═════ Entries shown ═════
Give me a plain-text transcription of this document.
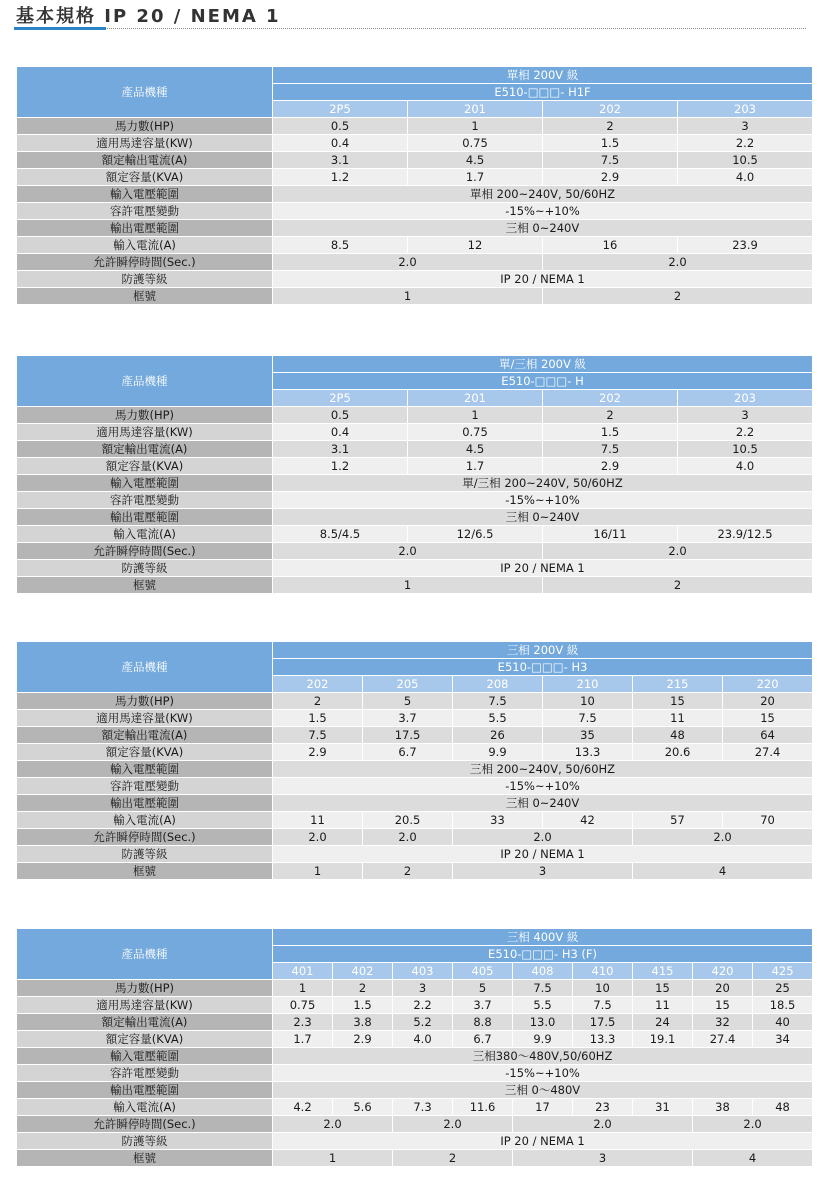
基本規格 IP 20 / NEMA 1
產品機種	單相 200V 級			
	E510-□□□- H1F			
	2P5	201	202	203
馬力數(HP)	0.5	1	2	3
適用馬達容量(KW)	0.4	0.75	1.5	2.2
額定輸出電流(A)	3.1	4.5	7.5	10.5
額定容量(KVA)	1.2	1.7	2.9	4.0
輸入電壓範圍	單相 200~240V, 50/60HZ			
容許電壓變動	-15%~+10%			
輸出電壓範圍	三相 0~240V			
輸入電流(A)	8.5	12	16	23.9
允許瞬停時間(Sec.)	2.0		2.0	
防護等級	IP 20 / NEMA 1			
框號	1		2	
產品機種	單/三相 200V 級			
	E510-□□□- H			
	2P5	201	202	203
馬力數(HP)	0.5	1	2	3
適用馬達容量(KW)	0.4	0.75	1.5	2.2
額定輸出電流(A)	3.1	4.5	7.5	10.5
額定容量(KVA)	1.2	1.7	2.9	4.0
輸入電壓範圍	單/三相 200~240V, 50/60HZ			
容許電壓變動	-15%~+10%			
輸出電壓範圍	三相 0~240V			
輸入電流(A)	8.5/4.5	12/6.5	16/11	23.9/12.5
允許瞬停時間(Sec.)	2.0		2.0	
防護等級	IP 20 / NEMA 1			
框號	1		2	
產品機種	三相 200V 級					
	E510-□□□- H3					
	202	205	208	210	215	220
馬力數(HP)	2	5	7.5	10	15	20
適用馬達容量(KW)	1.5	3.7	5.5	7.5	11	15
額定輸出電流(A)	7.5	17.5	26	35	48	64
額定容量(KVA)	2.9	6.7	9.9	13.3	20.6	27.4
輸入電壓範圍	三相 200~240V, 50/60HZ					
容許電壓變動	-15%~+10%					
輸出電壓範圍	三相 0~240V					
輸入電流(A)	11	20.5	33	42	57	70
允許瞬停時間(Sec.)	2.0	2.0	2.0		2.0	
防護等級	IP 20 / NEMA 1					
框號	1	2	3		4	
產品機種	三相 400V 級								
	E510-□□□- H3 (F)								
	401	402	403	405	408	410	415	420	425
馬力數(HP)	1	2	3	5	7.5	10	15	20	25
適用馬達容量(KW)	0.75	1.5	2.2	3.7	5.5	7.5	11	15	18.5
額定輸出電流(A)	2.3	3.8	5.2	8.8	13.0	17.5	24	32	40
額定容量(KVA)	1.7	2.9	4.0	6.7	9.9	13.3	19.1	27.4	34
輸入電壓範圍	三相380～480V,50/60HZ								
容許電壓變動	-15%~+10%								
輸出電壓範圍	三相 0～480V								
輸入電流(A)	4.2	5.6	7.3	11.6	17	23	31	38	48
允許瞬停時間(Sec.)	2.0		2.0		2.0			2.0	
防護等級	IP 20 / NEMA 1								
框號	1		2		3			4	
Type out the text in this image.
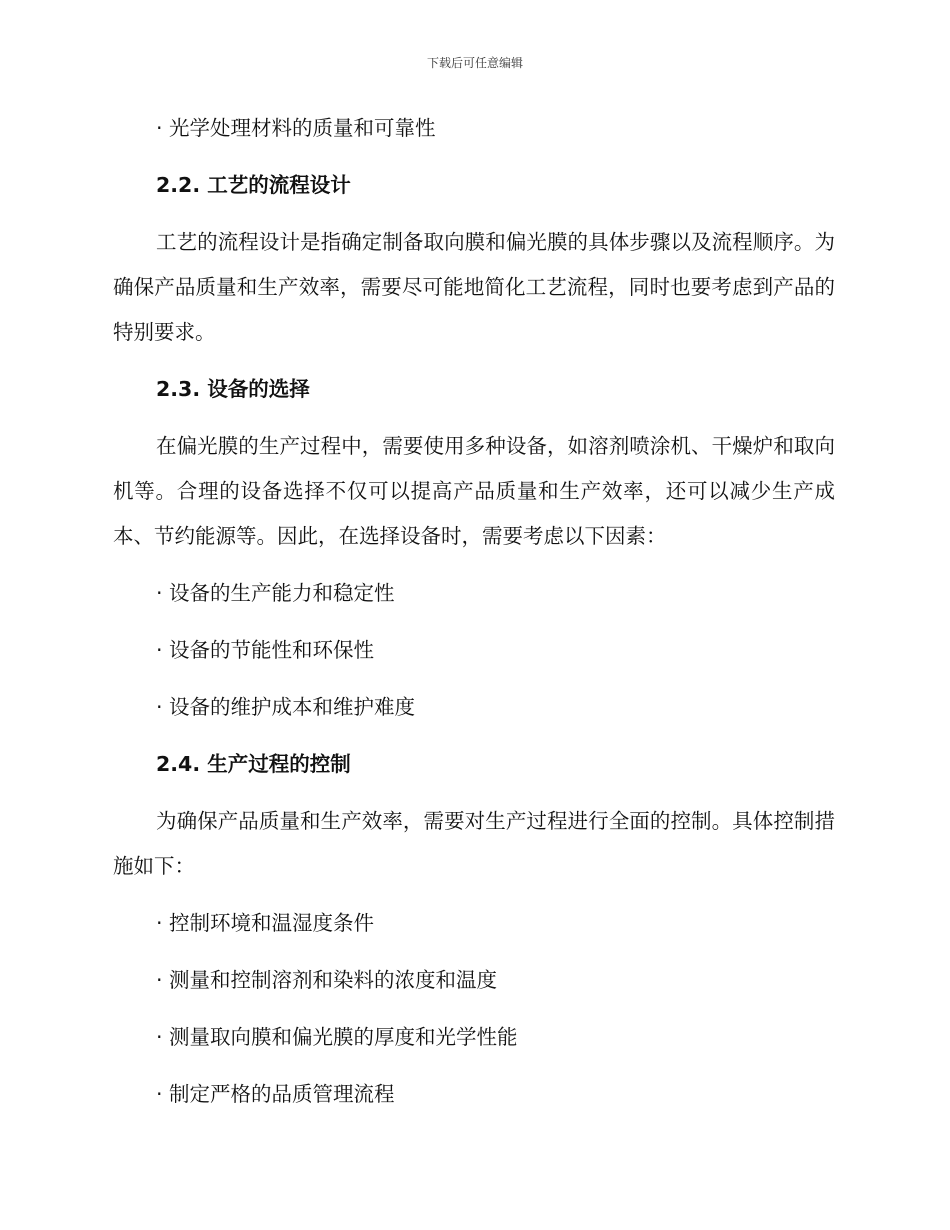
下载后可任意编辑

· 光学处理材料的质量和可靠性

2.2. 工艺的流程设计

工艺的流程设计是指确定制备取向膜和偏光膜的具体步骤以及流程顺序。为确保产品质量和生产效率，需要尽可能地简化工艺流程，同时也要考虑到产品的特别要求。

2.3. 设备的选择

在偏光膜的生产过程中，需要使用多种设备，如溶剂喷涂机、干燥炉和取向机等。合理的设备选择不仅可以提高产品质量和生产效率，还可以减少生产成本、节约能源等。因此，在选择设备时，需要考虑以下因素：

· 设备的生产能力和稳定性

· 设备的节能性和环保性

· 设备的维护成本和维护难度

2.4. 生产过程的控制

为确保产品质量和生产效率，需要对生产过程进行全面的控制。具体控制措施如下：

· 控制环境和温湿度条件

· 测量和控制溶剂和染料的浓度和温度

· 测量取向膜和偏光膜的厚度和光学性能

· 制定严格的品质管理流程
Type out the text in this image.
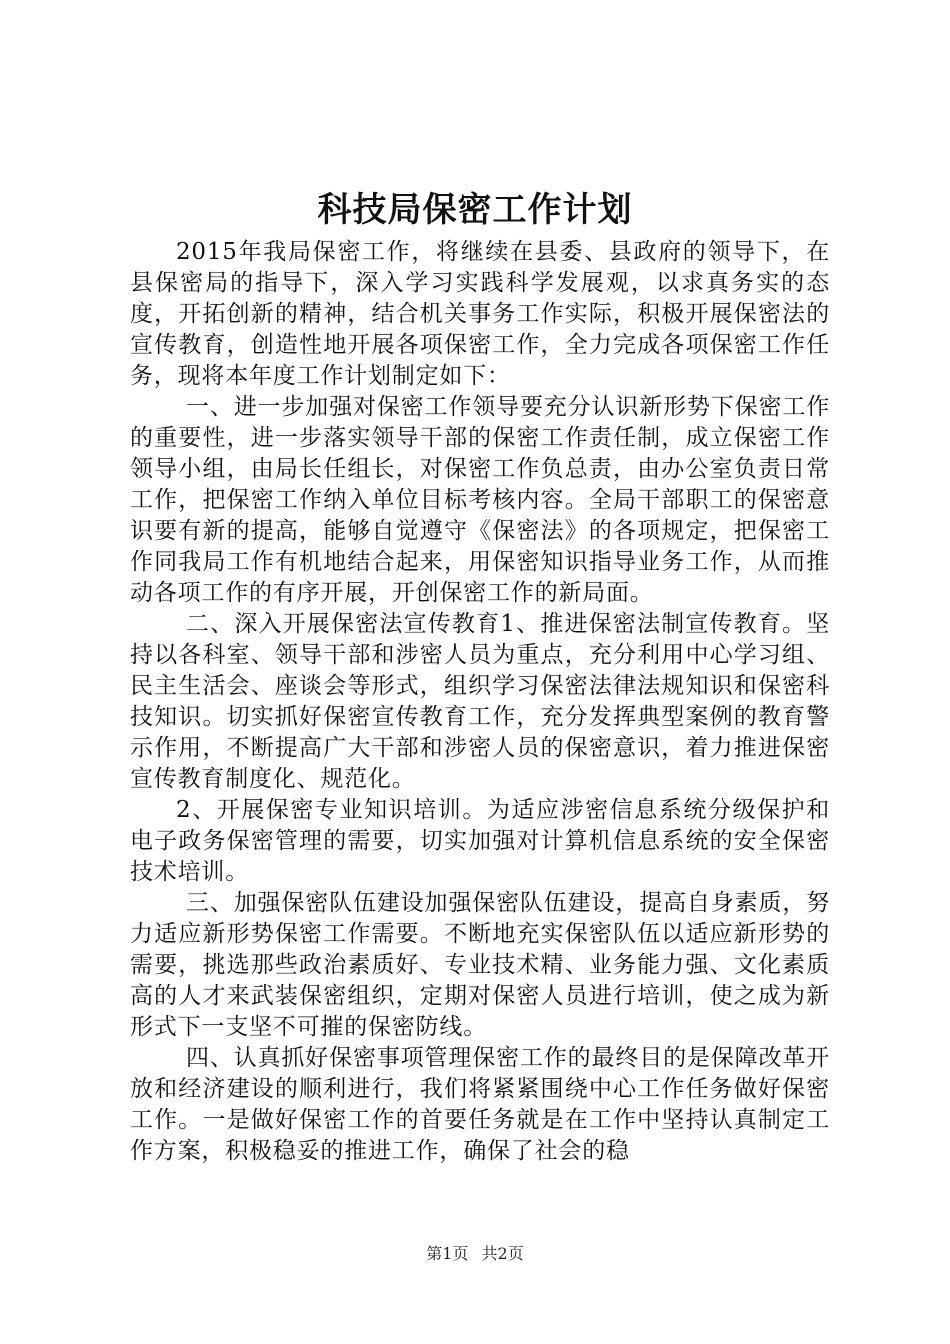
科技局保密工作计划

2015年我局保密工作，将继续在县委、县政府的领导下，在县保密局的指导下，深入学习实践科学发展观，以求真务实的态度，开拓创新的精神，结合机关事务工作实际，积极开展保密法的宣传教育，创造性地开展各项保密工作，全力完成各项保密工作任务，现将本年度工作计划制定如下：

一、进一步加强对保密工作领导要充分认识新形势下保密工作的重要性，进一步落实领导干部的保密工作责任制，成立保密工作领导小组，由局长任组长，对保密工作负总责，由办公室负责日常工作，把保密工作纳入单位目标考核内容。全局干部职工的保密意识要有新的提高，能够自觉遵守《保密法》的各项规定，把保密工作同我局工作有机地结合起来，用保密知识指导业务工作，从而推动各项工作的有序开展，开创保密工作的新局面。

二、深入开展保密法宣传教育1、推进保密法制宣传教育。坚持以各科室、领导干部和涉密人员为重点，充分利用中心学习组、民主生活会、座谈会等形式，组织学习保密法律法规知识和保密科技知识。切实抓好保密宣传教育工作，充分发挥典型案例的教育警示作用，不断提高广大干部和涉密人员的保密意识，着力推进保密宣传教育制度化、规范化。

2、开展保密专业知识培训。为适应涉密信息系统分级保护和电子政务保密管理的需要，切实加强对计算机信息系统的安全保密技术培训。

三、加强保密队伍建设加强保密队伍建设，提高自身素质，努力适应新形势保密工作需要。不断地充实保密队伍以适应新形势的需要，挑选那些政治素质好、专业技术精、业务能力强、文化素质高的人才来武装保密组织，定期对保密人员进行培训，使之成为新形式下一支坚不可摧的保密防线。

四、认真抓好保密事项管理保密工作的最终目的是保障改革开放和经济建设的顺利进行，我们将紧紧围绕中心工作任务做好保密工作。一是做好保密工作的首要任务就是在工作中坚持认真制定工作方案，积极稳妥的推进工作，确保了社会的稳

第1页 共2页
═════
> **What to work on**:
Reproduce the material word for word. Any pictures should be left out of the copy.

> **Correct result**:
Give me a plain-text transcription of this document.
基本規格 IP 20 / NEMA 1
產品機種	單相 200V 級			
	E510-□□□- H1F			
	2P5	201	202	203
馬力數(HP)	0.5	1	2	3
適用馬達容量(KW)	0.4	0.75	1.5	2.2
額定輸出電流(A)	3.1	4.5	7.5	10.5
額定容量(KVA)	1.2	1.7	2.9	4.0
輸入電壓範圍	單相 200~240V, 50/60HZ			
容許電壓變動	-15%~+10%			
輸出電壓範圍	三相 0~240V			
輸入電流(A)	8.5	12	16	23.9
允許瞬停時間(Sec.)	2.0		2.0	
防護等級	IP 20 / NEMA 1			
框號	1		2	
產品機種	單/三相 200V 級			
	E510-□□□- H			
	2P5	201	202	203
馬力數(HP)	0.5	1	2	3
適用馬達容量(KW)	0.4	0.75	1.5	2.2
額定輸出電流(A)	3.1	4.5	7.5	10.5
額定容量(KVA)	1.2	1.7	2.9	4.0
輸入電壓範圍	單/三相 200~240V, 50/60HZ			
容許電壓變動	-15%~+10%			
輸出電壓範圍	三相 0~240V			
輸入電流(A)	8.5/4.5	12/6.5	16/11	23.9/12.5
允許瞬停時間(Sec.)	2.0		2.0	
防護等級	IP 20 / NEMA 1			
框號	1		2	
產品機種	三相 200V 級					
	E510-□□□- H3					
	202	205	208	210	215	220
馬力數(HP)	2	5	7.5	10	15	20
適用馬達容量(KW)	1.5	3.7	5.5	7.5	11	15
額定輸出電流(A)	7.5	17.5	26	35	48	64
額定容量(KVA)	2.9	6.7	9.9	13.3	20.6	27.4
輸入電壓範圍	三相 200~240V, 50/60HZ					
容許電壓變動	-15%~+10%					
輸出電壓範圍	三相 0~240V					
輸入電流(A)	11	20.5	33	42	57	70
允許瞬停時間(Sec.)	2.0	2.0	2.0		2.0	
防護等級	IP 20 / NEMA 1					
框號	1	2	3		4	
產品機種	三相 400V 級								
	E510-□□□- H3 (F)								
	401	402	403	405	408	410	415	420	425
馬力數(HP)	1	2	3	5	7.5	10	15	20	25
適用馬達容量(KW)	0.75	1.5	2.2	3.7	5.5	7.5	11	15	18.5
額定輸出電流(A)	2.3	3.8	5.2	8.8	13.0	17.5	24	32	40
額定容量(KVA)	1.7	2.9	4.0	6.7	9.9	13.3	19.1	27.4	34
輸入電壓範圍	三相380～480V,50/60HZ								
容許電壓變動	-15%~+10%								
輸出電壓範圍	三相 0～480V								
輸入電流(A)	4.2	5.6	7.3	11.6	17	23	31	38	48
允許瞬停時間(Sec.)	2.0		2.0		2.0			2.0	
防護等級	IP 20 / NEMA 1								
框號	1		2		3			4	
Type out the text in this image.
下载后可任意编辑

· 光学处理材料的质量和可靠性

2.2. 工艺的流程设计

工艺的流程设计是指确定制备取向膜和偏光膜的具体步骤以及流程顺序。为确保产品质量和生产效率，需要尽可能地简化工艺流程，同时也要考虑到产品的特别要求。

2.3. 设备的选择

在偏光膜的生产过程中，需要使用多种设备，如溶剂喷涂机、干燥炉和取向机等。合理的设备选择不仅可以提高产品质量和生产效率，还可以减少生产成本、节约能源等。因此，在选择设备时，需要考虑以下因素：

· 设备的生产能力和稳定性

· 设备的节能性和环保性

· 设备的维护成本和维护难度

2.4. 生产过程的控制

为确保产品质量和生产效率，需要对生产过程进行全面的控制。具体控制措施如下：

· 控制环境和温湿度条件

· 测量和控制溶剂和染料的浓度和温度

· 测量取向膜和偏光膜的厚度和光学性能

· 制定严格的品质管理流程
Type out the text in this image.
科技局保密工作计划

2015年我局保密工作，将继续在县委、县政府的领导下，在县保密局的指导下，深入学习实践科学发展观，以求真务实的态度，开拓创新的精神，结合机关事务工作实际，积极开展保密法的宣传教育，创造性地开展各项保密工作，全力完成各项保密工作任务，现将本年度工作计划制定如下：

一、进一步加强对保密工作领导要充分认识新形势下保密工作的重要性，进一步落实领导干部的保密工作责任制，成立保密工作领导小组，由局长任组长，对保密工作负总责，由办公室负责日常工作，把保密工作纳入单位目标考核内容。全局干部职工的保密意识要有新的提高，能够自觉遵守《保密法》的各项规定，把保密工作同我局工作有机地结合起来，用保密知识指导业务工作，从而推动各项工作的有序开展，开创保密工作的新局面。

二、深入开展保密法宣传教育1、推进保密法制宣传教育。坚持以各科室、领导干部和涉密人员为重点，充分利用中心学习组、民主生活会、座谈会等形式，组织学习保密法律法规知识和保密科技知识。切实抓好保密宣传教育工作，充分发挥典型案例的教育警示作用，不断提高广大干部和涉密人员的保密意识，着力推进保密宣传教育制度化、规范化。

2、开展保密专业知识培训。为适应涉密信息系统分级保护和电子政务保密管理的需要，切实加强对计算机信息系统的安全保密技术培训。

三、加强保密队伍建设加强保密队伍建设，提高自身素质，努力适应新形势保密工作需要。不断地充实保密队伍以适应新形势的需要，挑选那些政治素质好、专业技术精、业务能力强、文化素质高的人才来武装保密组织，定期对保密人员进行培训，使之成为新形式下一支坚不可摧的保密防线。

四、认真抓好保密事项管理保密工作的最终目的是保障改革开放和经济建设的顺利进行，我们将紧紧围绕中心工作任务做好保密工作。一是做好保密工作的首要任务就是在工作中坚持认真制定工作方案，积极稳妥的推进工作，确保了社会的稳

第1页 共2页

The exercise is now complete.